** Information shown **

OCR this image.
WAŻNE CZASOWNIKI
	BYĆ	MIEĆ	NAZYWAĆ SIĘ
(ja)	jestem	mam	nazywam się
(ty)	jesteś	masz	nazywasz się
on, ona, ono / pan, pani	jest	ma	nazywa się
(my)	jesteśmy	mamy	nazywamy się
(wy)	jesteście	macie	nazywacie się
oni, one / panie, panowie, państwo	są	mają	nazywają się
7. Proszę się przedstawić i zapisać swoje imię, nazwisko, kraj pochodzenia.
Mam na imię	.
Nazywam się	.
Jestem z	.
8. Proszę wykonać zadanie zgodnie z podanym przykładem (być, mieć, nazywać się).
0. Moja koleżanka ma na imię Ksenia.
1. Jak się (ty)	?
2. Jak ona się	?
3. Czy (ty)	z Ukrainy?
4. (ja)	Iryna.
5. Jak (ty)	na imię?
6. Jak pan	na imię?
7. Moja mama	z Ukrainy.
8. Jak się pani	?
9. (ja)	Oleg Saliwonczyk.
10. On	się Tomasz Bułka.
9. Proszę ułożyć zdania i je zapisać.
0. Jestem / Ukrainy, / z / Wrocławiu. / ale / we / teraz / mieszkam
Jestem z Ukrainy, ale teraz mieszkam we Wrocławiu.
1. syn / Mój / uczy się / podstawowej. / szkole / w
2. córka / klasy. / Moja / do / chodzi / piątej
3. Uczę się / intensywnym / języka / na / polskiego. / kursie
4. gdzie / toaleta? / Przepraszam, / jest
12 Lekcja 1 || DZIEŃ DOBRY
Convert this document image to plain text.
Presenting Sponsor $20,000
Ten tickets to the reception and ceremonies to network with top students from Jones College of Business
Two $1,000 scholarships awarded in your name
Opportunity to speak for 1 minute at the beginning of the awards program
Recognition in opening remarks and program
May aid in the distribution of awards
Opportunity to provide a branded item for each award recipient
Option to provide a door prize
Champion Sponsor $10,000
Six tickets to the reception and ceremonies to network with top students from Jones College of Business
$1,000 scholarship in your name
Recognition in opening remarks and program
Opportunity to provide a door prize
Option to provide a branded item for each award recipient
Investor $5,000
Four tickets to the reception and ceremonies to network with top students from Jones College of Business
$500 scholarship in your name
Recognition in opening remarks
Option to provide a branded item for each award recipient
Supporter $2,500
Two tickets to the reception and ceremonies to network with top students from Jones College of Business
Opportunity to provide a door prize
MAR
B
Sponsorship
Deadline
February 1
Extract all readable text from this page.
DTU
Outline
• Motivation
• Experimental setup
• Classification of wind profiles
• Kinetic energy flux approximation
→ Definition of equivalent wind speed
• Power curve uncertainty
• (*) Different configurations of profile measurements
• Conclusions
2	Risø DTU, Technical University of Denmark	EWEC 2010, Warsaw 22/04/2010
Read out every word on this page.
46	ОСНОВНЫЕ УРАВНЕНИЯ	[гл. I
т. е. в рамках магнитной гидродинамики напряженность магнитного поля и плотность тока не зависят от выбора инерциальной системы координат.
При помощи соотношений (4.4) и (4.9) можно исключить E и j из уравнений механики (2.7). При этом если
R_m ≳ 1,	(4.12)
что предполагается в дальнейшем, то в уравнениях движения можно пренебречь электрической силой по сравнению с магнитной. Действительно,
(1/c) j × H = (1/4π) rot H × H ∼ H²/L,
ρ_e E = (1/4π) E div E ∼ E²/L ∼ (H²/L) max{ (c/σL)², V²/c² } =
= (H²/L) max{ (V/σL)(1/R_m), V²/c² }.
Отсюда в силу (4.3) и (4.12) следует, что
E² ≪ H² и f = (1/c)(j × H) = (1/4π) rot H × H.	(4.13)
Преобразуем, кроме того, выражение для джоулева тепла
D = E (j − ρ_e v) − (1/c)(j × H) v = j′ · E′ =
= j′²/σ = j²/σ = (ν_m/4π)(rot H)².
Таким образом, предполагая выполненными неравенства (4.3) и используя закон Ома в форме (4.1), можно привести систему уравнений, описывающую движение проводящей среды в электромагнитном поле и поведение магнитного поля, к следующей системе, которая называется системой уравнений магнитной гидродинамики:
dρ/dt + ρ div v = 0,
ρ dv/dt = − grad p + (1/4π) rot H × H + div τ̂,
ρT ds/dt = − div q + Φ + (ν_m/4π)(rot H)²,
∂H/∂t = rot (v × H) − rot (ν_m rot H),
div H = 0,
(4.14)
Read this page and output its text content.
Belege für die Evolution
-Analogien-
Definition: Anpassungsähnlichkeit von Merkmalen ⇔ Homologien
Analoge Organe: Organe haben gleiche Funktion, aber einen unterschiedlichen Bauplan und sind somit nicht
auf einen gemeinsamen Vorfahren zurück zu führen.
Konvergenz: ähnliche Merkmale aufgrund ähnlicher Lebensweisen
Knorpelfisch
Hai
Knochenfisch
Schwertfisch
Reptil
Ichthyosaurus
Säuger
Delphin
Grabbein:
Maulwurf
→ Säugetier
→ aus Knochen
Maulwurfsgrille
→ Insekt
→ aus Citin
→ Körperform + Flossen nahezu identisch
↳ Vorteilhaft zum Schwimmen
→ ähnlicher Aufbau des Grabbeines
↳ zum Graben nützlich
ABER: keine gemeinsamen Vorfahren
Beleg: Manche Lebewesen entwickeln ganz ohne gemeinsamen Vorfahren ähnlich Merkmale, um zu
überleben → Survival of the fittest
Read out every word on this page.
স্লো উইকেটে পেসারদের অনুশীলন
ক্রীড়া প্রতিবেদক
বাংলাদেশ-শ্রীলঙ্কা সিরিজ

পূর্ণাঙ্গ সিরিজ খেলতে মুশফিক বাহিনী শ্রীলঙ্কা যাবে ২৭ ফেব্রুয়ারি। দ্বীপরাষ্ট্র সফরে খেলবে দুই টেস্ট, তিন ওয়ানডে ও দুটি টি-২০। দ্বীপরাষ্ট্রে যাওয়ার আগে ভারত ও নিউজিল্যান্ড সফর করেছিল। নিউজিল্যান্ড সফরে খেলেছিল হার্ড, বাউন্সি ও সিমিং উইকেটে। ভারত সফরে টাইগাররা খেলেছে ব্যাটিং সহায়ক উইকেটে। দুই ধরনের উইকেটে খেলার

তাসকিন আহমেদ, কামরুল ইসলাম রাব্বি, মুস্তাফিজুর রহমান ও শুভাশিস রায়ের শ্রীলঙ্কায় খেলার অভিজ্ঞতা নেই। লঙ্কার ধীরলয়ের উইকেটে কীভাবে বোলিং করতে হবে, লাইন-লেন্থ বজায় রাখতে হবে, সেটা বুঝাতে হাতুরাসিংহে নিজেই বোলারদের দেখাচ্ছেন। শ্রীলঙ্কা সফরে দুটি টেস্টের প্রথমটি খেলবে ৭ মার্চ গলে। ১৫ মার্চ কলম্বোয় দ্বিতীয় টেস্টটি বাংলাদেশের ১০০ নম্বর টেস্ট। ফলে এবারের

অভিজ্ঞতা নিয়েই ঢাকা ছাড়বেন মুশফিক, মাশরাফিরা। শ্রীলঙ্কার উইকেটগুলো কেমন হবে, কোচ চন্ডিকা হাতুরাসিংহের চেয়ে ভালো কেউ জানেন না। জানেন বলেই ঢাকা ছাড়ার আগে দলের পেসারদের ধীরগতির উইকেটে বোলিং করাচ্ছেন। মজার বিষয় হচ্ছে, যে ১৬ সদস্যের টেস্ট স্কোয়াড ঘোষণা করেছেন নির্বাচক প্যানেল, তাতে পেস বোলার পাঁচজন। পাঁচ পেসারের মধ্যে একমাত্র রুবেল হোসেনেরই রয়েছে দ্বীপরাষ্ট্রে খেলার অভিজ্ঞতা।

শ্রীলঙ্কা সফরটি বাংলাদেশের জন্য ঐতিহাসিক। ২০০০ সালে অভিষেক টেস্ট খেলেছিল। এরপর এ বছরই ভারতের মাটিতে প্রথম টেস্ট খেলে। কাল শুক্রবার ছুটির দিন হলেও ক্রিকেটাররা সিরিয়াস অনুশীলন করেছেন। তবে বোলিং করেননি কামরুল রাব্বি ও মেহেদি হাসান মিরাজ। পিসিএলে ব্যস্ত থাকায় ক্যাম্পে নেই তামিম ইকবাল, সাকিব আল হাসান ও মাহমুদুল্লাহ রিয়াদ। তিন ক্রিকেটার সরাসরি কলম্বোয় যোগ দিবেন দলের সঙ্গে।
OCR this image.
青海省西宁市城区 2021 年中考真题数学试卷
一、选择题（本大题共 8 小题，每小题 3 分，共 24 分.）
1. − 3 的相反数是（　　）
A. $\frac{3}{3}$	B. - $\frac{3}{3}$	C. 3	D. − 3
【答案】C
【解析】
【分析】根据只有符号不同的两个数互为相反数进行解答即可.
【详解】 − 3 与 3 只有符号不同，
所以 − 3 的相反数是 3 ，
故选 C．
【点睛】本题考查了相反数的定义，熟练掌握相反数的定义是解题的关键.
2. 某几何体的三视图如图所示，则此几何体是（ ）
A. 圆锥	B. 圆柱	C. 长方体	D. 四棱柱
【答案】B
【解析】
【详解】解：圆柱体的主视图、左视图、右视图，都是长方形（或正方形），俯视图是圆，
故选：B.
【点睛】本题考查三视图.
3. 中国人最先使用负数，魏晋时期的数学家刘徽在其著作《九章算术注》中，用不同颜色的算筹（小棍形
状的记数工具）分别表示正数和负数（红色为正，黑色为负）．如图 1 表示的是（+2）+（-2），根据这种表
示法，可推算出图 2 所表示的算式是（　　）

** Brief **
Which lines above contain the word "поля"? Copy each of them.

** Full solution **
т. е. в рамках магнитной гидродинамики напряженность магнитного поля и плотность тока не зависят от выбора инерциальной системы координат.
Таким образом, предполагая выполненными неравенства (4.3) и используя закон Ома в форме (4.1), можно привести систему уравнений, описывающую движение проводящей среды в электромагнитном поле и поведение магнитного поля, к следующей системе, которая называется системой уравнений магнитной гидродинамики:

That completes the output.